▸ Exercise goal:
Retype the whole listing verbatim and keep the pictures out of it.

Saved entries
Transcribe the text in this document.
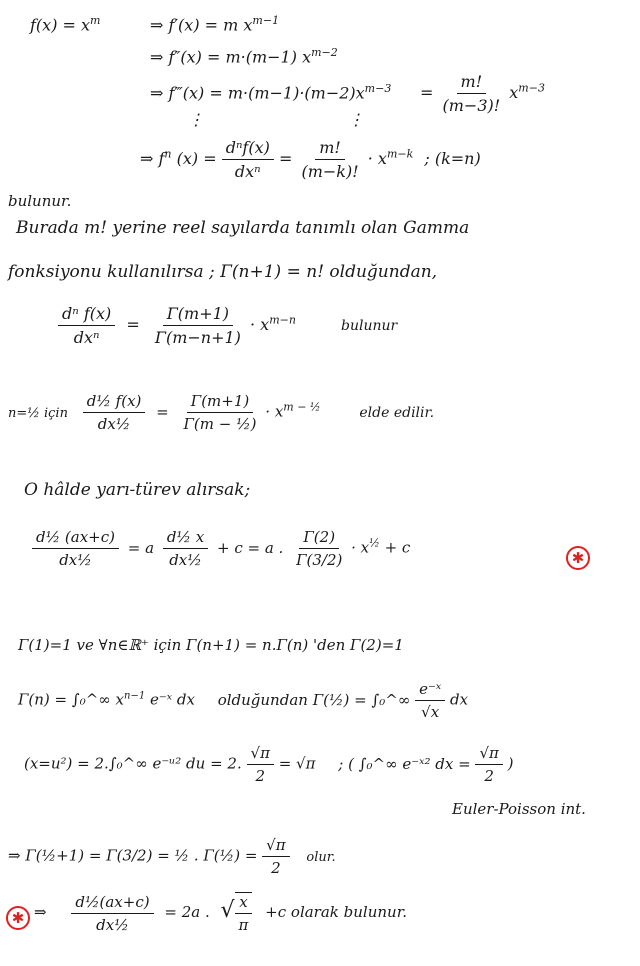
$f(x) = x^m$	⇒ f′(x) = m $x^{m-1}$
⇒ f″(x) = m·(m−1) $x^{m-2}$
⇒ f‴(x) = $m\cdot(m-1)\cdot(m-2)x^{m-3} = \frac{m!}{(m-3)!} x^{m-3}$
⋮	⋮
⇒ $f^n$ $(x) = \frac{\text{dⁿf(x)}}{\text{dxⁿ}} = \frac{m!}{(m-k)!} \cdot x^{m-k}$ ; (k=n)
bulunur.
Burada m! yerine reel sayılarda tanımlı olan Gamma
fonksiyonu kullanılırsa ; Γ(n+1) = n! olduğundan,
$\frac{\text{dⁿ f(x)}}{\text{dxⁿ}} = \frac{\Gamma(m+1)}{\Gamma(m-n+1)} \cdot x^{m-n}$	bulunur
n=½ için $\frac{\text{d½ f(x)}}{\text{dx½}} = \frac{\Gamma(m+1)}{\text{Γ(m − ½)}} \cdot x^{m - \frac{1}{2}}$	elde edilir.
O hâlde yarı-türev alırsak;
$\frac{\text{d½ (ax+c)}}{\text{dx½}} = a \frac{\text{d½ x}}{\text{dx½}} + c = a$ . $\frac{\Gamma(2)}{\Gamma(3/2)} \cdot x^{\frac{1}{2}} + c$
✱
Γ(1)=1 ve ∀n∈ℝ⁺ için Γ(n+1) = n.Γ(n) 'den Γ(2)=1
Γ(n) = ∫₀^∞ $x^{n-1}$ e⁻ˣ dx olduğundan Γ(½) = ∫₀^∞ $\frac{\text{e⁻ˣ}}{√x}$ dx
(x=u²) = 2.∫₀^∞ e⁻ᵘ² du = 2. $\frac{√\pi}{2} = √\pi$ ; ( ∫₀^∞ e⁻ˣ² dx = $\frac{√\pi}{2}$ )
Euler-Poisson int.
⇒ Γ(½+1) = Γ(3/2) = ½ . Γ(½) = $\frac{√\pi}{2}$ olur.
✱ ⇒ $\frac{\text{d½(ax+c)}}{\text{dx½}} = 2a$ . √ $\frac{x}{\pi} +c$ olarak bulunur.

▸ The output:
Transcribe the text in this document.
$f(x) = x^m$	⇒ f′(x) = m $x^{m-1}$
⇒ f″(x) = m·(m−1) $x^{m-2}$
⇒ f‴(x) = $m\cdot(m-1)\cdot(m-2)x^{m-3} = \frac{m!}{(m-3)!} x^{m-3}$
⋮	⋮
⇒ $f^n$ $(x) = \frac{\text{dⁿf(x)}}{\text{dxⁿ}} = \frac{m!}{(m-k)!} \cdot x^{m-k}$ ; (k=n)
bulunur.
Burada m! yerine reel sayılarda tanımlı olan Gamma
fonksiyonu kullanılırsa ; Γ(n+1) = n! olduğundan,
$\frac{\text{dⁿ f(x)}}{\text{dxⁿ}} = \frac{\Gamma(m+1)}{\Gamma(m-n+1)} \cdot x^{m-n}$	bulunur
n=½ için $\frac{\text{d½ f(x)}}{\text{dx½}} = \frac{\Gamma(m+1)}{\text{Γ(m − ½)}} \cdot x^{m - \frac{1}{2}}$	elde edilir.
O hâlde yarı-türev alırsak;
$\frac{\text{d½ (ax+c)}}{\text{dx½}} = a \frac{\text{d½ x}}{\text{dx½}} + c = a$ . $\frac{\Gamma(2)}{\Gamma(3/2)} \cdot x^{\frac{1}{2}} + c$
✱
Γ(1)=1 ve ∀n∈ℝ⁺ için Γ(n+1) = n.Γ(n) 'den Γ(2)=1
Γ(n) = ∫₀^∞ $x^{n-1}$ e⁻ˣ dx olduğundan Γ(½) = ∫₀^∞ $\frac{\text{e⁻ˣ}}{√x}$ dx
(x=u²) = 2.∫₀^∞ e⁻ᵘ² du = 2. $\frac{√\pi}{2} = √\pi$ ; ( ∫₀^∞ e⁻ˣ² dx = $\frac{√\pi}{2}$ )
Euler-Poisson int.
⇒ Γ(½+1) = Γ(3/2) = ½ . Γ(½) = $\frac{√\pi}{2}$ olur.
✱ ⇒ $\frac{\text{d½(ax+c)}}{\text{dx½}} = 2a$ . √ $\frac{x}{\pi} +c$ olarak bulunur.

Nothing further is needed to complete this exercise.